Doit-on en conclure, comme on l’a précédemment fait au sujet de Dieu,
que l’humain est une illusion? L’œuvre d’Emmanuel Lévinas représente
une des tentatives les plus rigoureuses de notre siècle pour répondre
à cette question. Nous nous proposons ici de donner un modeste aperçu
sur cette œuvre exigeante, sur ce nouvel humanisme, “humanisme de
l’autre homme”.
Il ne s’agit pas pour Lévinas de revenir à l’humanisme des
Lumières, de définir l’homme par rapport aux pouvoirs de sa raison,
mais au contraire de donner sens à l’humain à partir de sa faiblesse,
de la nudité de son visage, «nudité qui crie son étrangeté au monde,sa
solitude, la mort, dissimulée dans son être,» écrit Lévinas dans la
préface à Totalité et Infini. On peut considérer la phénoménologie que
Lévinas opère du visage de l’autre homme comme le cœur de son œuvre.
Faire de la phénoménologie c’est essayer de décrire ce qui apparaît
(le phénomène) sans rien présupposer de l’objet que l’on décrit, c’est
partir de l’existence, pas d’une essence, d’une nature ou de
caractéristiques générales. Comment apparaît l’humain? Par son visage
et par sa parole.
Si l’humain a un sens, il le trouve dans l’appel que me lance le
visage de l’Autre. Si le visage a un rapport à la vision, il est
pourtant ce qui toujours déborde la représentation, la “chosification”

> CONSIGNE 1:
Répondez à ces questions d'après le texte sur Lévinas :
(a) Dans quelle préface Lévinas écrit-il la phrase sur la nudité du visage ?
(b) À quel humanisme Lévinas ne cherche-t-il pas à revenir ?
(c) Par quoi l'humain apparaît-il ?

> DONNÉES SOURCES:
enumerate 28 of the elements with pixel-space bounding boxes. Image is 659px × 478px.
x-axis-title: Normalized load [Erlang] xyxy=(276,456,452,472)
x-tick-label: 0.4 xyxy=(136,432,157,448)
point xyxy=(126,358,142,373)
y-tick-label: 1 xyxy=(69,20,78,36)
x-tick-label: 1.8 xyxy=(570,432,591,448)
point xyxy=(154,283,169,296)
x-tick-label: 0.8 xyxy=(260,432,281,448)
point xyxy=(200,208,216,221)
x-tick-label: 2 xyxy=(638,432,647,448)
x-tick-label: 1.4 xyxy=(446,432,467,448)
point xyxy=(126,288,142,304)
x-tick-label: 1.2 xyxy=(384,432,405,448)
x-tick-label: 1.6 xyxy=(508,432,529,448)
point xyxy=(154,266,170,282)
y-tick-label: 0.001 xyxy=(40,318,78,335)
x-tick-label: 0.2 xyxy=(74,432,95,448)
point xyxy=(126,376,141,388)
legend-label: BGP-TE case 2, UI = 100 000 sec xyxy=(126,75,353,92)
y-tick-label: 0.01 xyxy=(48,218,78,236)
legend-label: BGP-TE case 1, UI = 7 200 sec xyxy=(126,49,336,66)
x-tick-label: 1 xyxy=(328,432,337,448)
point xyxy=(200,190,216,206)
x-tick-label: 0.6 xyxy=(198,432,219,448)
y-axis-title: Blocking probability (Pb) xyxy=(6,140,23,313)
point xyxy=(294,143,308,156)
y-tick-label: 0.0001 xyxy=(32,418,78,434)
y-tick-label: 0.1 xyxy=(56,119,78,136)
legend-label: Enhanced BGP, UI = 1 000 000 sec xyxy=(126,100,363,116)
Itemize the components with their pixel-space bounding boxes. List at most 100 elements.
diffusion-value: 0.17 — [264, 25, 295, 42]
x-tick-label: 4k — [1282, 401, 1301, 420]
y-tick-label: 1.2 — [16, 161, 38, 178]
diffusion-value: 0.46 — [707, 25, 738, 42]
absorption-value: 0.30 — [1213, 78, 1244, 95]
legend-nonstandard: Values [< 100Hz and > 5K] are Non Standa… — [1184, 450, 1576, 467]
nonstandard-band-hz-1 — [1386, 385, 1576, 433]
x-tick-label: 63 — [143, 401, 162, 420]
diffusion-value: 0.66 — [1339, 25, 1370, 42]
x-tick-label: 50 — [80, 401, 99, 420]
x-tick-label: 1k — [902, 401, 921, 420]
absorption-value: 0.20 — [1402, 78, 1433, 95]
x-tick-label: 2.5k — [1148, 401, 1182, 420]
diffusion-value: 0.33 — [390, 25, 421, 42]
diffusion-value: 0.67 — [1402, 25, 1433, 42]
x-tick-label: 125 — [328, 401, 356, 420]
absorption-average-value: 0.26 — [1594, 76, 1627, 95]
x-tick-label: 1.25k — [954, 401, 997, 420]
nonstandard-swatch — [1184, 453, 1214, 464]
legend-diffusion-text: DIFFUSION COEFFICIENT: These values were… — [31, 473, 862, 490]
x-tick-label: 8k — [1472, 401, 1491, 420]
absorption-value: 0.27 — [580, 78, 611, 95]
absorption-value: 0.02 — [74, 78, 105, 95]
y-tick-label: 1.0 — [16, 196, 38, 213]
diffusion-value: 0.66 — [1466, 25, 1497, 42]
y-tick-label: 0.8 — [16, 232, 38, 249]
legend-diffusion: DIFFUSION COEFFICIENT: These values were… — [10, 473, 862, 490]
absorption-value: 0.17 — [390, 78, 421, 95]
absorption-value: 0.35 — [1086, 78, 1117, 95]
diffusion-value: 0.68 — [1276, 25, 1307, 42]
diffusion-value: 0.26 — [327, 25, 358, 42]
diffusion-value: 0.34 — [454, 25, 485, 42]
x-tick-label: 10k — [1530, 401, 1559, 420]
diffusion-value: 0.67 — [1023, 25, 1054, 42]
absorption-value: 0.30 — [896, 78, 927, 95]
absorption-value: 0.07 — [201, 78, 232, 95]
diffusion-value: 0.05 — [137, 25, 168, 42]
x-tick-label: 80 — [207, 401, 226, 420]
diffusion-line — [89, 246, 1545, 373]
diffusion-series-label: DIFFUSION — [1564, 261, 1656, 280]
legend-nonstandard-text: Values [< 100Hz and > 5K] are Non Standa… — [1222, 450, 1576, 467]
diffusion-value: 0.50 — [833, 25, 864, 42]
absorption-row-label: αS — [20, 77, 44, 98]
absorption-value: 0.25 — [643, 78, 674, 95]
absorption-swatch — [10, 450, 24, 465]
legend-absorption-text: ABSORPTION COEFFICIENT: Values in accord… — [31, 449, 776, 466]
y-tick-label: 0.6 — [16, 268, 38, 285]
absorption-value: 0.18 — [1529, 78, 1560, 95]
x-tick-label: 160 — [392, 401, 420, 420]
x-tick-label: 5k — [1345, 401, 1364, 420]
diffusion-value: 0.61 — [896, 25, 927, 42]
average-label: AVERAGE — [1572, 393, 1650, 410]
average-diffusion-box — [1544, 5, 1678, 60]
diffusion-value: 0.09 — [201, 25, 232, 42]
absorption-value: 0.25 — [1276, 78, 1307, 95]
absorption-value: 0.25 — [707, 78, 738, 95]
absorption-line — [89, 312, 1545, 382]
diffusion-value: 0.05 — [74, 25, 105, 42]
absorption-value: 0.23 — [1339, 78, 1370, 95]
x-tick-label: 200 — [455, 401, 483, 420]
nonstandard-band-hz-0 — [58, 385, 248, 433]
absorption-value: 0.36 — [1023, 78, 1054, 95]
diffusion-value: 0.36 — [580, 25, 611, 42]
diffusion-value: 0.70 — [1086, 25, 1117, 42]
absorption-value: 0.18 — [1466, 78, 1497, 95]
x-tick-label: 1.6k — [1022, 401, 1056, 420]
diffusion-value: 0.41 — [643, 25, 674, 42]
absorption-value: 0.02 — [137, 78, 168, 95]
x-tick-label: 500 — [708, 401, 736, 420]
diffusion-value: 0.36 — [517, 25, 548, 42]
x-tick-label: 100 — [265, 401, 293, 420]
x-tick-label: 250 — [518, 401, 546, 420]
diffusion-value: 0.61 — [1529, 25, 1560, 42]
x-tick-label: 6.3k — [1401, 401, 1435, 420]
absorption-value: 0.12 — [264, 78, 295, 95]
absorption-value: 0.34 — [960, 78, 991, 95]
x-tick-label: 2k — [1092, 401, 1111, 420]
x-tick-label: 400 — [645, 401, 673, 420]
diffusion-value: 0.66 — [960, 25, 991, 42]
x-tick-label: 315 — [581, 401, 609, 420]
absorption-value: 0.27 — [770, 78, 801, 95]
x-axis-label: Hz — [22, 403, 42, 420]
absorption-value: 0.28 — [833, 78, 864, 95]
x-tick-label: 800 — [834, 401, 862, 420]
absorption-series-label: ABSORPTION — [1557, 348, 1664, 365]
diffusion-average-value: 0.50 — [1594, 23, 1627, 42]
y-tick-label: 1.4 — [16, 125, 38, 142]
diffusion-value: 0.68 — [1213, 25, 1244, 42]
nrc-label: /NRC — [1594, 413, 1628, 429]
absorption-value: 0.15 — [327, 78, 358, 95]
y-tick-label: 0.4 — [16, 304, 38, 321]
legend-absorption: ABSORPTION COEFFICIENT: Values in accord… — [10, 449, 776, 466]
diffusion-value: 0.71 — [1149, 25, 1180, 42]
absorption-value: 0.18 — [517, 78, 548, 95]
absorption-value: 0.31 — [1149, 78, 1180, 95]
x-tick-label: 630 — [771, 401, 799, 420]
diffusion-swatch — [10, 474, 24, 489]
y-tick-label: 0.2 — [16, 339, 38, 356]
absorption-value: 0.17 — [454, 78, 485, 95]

> CONSIGNE 2:
Recopiez les lignes des données sources en commençant par la toute première et en continuant jusqu'à la ligne qui contient « x-tick-label: 1.25k — [954, 401, 997, 420] », celle-ci comprise.

> RÉPONSE 1:
(a) Dans la préface à Totalité et Infini.
(b) À l'humanisme des Lumières.
(c) Par son visage et par sa parole.

> RÉPONSE 2:
enumerate 28 of the elements with pixel-space bounding boxes. Image is 659px × 478px.
x-axis-title: Normalized load [Erlang] xyxy=(276,456,452,472)
x-tick-label: 0.4 xyxy=(136,432,157,448)
point xyxy=(126,358,142,373)
y-tick-label: 1 xyxy=(69,20,78,36)
x-tick-label: 1.8 xyxy=(570,432,591,448)
point xyxy=(154,283,169,296)
x-tick-label: 0.8 xyxy=(260,432,281,448)
point xyxy=(200,208,216,221)
x-tick-label: 2 xyxy=(638,432,647,448)
x-tick-label: 1.4 xyxy=(446,432,467,448)
point xyxy=(126,288,142,304)
x-tick-label: 1.2 xyxy=(384,432,405,448)
x-tick-label: 1.6 xyxy=(508,432,529,448)
point xyxy=(154,266,170,282)
y-tick-label: 0.001 xyxy=(40,318,78,335)
x-tick-label: 0.2 xyxy=(74,432,95,448)
point xyxy=(126,376,141,388)
legend-label: BGP-TE case 2, UI = 100 000 sec xyxy=(126,75,353,92)
y-tick-label: 0.01 xyxy=(48,218,78,236)
legend-label: BGP-TE case 1, UI = 7 200 sec xyxy=(126,49,336,66)
x-tick-label: 1 xyxy=(328,432,337,448)
point xyxy=(200,190,216,206)
x-tick-label: 0.6 xyxy=(198,432,219,448)
y-axis-title: Blocking probability (Pb) xyxy=(6,140,23,313)
point xyxy=(294,143,308,156)
y-tick-label: 0.0001 xyxy=(32,418,78,434)
y-tick-label: 0.1 xyxy=(56,119,78,136)
legend-label: Enhanced BGP, UI = 1 000 000 sec xyxy=(126,100,363,116)
Itemize the components with their pixel-space bounding boxes. List at most 100 elements.
diffusion-value: 0.17 — [264, 25, 295, 42]
x-tick-label: 4k — [1282, 401, 1301, 420]
y-tick-label: 1.2 — [16, 161, 38, 178]
diffusion-value: 0.46 — [707, 25, 738, 42]
absorption-value: 0.30 — [1213, 78, 1244, 95]
legend-nonstandard: Values [< 100Hz and > 5K] are Non Standa… — [1184, 450, 1576, 467]
nonstandard-band-hz-1 — [1386, 385, 1576, 433]
x-tick-label: 63 — [143, 401, 162, 420]
diffusion-value: 0.66 — [1339, 25, 1370, 42]
x-tick-label: 50 — [80, 401, 99, 420]
x-tick-label: 1k — [902, 401, 921, 420]
absorption-value: 0.20 — [1402, 78, 1433, 95]
x-tick-label: 2.5k — [1148, 401, 1182, 420]
diffusion-value: 0.33 — [390, 25, 421, 42]
diffusion-value: 0.67 — [1402, 25, 1433, 42]
x-tick-label: 125 — [328, 401, 356, 420]
absorption-average-value: 0.26 — [1594, 76, 1627, 95]
x-tick-label: 1.25k — [954, 401, 997, 420]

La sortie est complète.